Directions: Copy out exactly each line from the line with "Transcribe the text in this document." through the last line of the material below.

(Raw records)
[Begin]

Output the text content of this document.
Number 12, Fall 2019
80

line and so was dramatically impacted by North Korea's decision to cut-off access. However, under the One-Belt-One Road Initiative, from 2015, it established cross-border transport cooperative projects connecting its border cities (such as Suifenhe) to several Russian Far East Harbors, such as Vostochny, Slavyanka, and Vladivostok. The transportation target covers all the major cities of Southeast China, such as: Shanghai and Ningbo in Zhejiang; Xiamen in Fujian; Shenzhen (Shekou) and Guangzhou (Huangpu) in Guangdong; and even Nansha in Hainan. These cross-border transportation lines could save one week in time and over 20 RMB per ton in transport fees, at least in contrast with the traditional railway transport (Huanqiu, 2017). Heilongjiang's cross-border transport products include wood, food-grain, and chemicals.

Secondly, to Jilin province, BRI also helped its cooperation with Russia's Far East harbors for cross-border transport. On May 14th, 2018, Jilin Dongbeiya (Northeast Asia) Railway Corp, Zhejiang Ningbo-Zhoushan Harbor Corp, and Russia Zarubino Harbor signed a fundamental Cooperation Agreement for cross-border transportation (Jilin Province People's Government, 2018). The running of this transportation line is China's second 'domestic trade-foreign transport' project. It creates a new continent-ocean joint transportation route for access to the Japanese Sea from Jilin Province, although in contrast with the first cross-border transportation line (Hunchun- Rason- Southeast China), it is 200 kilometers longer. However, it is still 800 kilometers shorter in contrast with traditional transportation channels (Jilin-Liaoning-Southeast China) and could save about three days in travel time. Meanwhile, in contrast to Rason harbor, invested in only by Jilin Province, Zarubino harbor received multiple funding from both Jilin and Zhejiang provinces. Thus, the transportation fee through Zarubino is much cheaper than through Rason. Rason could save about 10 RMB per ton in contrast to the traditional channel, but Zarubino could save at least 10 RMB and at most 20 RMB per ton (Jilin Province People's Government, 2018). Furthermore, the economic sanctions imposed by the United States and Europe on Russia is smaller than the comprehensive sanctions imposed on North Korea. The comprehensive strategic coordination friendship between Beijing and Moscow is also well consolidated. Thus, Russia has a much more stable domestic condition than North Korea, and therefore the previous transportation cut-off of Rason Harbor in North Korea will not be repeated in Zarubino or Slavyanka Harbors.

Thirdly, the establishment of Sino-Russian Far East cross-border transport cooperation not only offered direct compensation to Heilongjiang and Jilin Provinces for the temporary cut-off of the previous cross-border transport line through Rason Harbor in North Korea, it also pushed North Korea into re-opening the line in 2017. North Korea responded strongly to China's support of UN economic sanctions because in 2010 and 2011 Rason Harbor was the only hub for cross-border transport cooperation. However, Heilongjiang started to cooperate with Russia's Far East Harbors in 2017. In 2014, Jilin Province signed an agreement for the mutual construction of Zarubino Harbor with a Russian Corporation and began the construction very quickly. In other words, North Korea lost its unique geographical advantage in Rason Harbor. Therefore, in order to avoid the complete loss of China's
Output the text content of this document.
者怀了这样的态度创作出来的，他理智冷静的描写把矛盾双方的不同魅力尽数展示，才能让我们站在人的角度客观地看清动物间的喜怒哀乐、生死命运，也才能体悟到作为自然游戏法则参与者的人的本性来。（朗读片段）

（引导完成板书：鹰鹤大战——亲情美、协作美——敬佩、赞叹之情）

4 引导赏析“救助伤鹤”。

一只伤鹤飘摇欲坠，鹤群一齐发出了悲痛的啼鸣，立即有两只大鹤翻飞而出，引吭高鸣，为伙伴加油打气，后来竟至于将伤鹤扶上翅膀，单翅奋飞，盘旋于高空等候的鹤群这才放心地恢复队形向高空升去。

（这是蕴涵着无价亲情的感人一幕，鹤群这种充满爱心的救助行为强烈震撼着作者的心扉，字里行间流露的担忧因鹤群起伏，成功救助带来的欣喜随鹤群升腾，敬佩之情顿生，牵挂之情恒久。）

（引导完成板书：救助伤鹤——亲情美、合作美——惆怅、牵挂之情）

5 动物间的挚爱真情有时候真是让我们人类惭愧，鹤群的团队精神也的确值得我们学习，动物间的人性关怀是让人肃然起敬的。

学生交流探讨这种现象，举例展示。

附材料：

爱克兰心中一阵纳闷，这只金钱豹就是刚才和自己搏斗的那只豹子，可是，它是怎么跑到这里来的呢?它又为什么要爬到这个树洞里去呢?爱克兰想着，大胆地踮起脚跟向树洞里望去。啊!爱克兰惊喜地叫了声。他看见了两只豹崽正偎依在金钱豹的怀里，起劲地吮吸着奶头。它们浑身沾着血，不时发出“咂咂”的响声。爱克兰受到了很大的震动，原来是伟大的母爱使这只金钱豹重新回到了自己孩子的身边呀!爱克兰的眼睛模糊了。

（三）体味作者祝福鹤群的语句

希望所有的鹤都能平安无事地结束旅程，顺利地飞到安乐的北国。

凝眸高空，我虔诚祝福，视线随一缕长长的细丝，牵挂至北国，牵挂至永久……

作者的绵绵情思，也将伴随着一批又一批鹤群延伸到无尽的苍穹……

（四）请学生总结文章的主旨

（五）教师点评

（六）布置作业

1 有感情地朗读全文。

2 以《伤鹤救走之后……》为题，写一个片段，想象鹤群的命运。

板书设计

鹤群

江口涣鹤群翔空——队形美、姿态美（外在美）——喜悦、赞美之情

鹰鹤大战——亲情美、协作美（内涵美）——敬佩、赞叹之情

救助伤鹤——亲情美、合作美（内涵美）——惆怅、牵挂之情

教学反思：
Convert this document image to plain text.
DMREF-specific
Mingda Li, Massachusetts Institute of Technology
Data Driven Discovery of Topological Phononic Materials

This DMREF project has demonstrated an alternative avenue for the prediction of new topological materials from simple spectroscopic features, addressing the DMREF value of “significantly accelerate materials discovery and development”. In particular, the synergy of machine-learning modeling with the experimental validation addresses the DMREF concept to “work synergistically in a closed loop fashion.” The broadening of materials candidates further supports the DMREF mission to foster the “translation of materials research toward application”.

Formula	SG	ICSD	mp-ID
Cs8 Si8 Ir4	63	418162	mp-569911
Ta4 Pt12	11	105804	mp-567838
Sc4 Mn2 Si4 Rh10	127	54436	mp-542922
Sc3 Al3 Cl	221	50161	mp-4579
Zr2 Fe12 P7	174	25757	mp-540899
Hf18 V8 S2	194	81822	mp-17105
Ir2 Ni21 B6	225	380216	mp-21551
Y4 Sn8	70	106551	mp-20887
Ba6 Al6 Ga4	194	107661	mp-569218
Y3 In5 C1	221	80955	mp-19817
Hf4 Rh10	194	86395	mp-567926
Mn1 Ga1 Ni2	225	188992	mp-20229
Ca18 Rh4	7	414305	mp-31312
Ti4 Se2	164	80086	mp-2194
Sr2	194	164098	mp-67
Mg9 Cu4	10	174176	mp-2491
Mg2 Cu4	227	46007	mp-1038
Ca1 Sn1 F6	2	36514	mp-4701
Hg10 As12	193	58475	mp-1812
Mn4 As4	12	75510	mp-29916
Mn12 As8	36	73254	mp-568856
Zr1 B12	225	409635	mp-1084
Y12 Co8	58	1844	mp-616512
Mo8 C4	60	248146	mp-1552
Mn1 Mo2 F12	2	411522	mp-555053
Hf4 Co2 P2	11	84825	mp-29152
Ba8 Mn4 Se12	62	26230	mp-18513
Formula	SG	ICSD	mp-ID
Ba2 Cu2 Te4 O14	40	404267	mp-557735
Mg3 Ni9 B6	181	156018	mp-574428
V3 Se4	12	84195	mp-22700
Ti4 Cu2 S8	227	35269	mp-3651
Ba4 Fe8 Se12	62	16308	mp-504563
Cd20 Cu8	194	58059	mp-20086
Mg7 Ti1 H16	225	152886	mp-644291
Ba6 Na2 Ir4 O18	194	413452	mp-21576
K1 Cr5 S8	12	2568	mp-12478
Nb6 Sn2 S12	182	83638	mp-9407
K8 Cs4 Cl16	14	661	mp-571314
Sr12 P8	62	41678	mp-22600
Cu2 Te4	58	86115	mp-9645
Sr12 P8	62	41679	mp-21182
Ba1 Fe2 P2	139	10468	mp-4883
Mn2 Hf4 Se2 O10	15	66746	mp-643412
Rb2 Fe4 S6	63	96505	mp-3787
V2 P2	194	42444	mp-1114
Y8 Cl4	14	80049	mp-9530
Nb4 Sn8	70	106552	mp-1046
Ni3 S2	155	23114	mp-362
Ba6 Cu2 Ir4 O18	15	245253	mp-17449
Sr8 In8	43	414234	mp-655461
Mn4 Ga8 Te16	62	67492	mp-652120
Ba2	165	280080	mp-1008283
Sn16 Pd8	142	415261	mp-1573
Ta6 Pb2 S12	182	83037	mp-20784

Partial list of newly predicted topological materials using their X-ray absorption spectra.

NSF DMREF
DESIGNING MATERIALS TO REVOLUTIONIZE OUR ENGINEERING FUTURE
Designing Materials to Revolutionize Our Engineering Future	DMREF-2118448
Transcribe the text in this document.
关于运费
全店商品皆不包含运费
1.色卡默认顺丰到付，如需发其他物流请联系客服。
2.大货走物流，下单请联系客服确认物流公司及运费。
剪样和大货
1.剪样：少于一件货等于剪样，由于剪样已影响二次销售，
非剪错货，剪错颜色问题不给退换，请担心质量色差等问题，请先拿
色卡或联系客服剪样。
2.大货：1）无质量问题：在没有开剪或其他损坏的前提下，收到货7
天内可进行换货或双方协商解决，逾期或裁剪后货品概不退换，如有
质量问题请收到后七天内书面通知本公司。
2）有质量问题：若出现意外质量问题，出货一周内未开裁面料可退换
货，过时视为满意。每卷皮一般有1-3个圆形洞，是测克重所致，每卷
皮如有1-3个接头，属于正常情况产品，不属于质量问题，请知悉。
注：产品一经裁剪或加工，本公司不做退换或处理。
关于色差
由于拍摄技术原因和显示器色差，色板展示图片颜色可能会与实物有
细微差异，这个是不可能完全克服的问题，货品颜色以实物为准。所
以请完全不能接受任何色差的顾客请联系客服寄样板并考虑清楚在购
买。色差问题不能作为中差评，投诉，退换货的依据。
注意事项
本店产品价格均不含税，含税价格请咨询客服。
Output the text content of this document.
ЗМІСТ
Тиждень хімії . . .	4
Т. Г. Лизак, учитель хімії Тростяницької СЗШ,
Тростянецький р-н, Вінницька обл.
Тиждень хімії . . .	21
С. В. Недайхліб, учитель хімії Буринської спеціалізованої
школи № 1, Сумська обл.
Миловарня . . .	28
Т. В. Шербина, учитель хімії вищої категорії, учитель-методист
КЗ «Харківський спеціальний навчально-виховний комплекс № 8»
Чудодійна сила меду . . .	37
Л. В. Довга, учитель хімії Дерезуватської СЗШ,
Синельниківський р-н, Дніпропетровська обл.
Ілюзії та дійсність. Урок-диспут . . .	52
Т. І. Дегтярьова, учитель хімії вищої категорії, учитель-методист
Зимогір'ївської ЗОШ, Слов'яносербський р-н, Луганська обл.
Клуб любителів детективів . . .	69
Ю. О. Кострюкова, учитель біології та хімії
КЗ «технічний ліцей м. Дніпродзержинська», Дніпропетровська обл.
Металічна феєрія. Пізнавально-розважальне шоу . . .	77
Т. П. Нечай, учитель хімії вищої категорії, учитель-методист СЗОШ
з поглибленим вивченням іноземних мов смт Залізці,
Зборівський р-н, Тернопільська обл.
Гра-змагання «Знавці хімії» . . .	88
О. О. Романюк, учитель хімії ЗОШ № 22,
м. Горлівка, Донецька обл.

[End]

Solution:
Transcribe the text in this document.
关于运费
全店商品皆不包含运费
1.色卡默认顺丰到付，如需发其他物流请联系客服。
2.大货走物流，下单请联系客服确认物流公司及运费。
剪样和大货
1.剪样：少于一件货等于剪样，由于剪样已影响二次销售，
非剪错货，剪错颜色问题不给退换，请担心质量色差等问题，请先拿
色卡或联系客服剪样。
2.大货：1）无质量问题：在没有开剪或其他损坏的前提下，收到货7
天内可进行换货或双方协商解决，逾期或裁剪后货品概不退换，如有
质量问题请收到后七天内书面通知本公司。
2）有质量问题：若出现意外质量问题，出货一周内未开裁面料可退换
货，过时视为满意。每卷皮一般有1-3个圆形洞，是测克重所致，每卷
皮如有1-3个接头，属于正常情况产品，不属于质量问题，请知悉。
注：产品一经裁剪或加工，本公司不做退换或处理。
关于色差
由于拍摄技术原因和显示器色差，色板展示图片颜色可能会与实物有
细微差异，这个是不可能完全克服的问题，货品颜色以实物为准。所
以请完全不能接受任何色差的顾客请联系客服寄样板并考虑清楚在购
买。色差问题不能作为中差评，投诉，退换货的依据。
注意事项
本店产品价格均不含税，含税价格请咨询客服。
Output the text content of this document.
ЗМІСТ
Тиждень хімії . . .	4
Т. Г. Лизак, учитель хімії Тростяницької СЗШ,
Тростянецький р-н, Вінницька обл.
Тиждень хімії . . .	21
С. В. Недайхліб, учитель хімії Буринської спеціалізованої
школи № 1, Сумська обл.
Миловарня . . .	28
Т. В. Шербина, учитель хімії вищої категорії, учитель-методист
КЗ «Харківський спеціальний навчально-виховний комплекс № 8»
Чудодійна сила меду . . .	37
Л. В. Довга, учитель хімії Дерезуватської СЗШ,
Синельниківський р-н, Дніпропетровська обл.
Ілюзії та дійсність. Урок-диспут . . .	52
Т. І. Дегтярьова, учитель хімії вищої категорії, учитель-методист
Зимогір'ївської ЗОШ, Слов'яносербський р-н, Луганська обл.
Клуб любителів детективів . . .	69
Ю. О. Кострюкова, учитель біології та хімії
КЗ «технічний ліцей м. Дніпродзержинська», Дніпропетровська обл.
Металічна феєрія. Пізнавально-розважальне шоу . . .	77
Т. П. Нечай, учитель хімії вищої категорії, учитель-методист СЗОШ
з поглибленим вивченням іноземних мов смт Залізці,
Зборівський р-н, Тернопільська обл.
Гра-змагання «Знавці хімії» . . .	88
О. О. Романюк, учитель хімії ЗОШ № 22,
м. Горлівка, Донецька обл.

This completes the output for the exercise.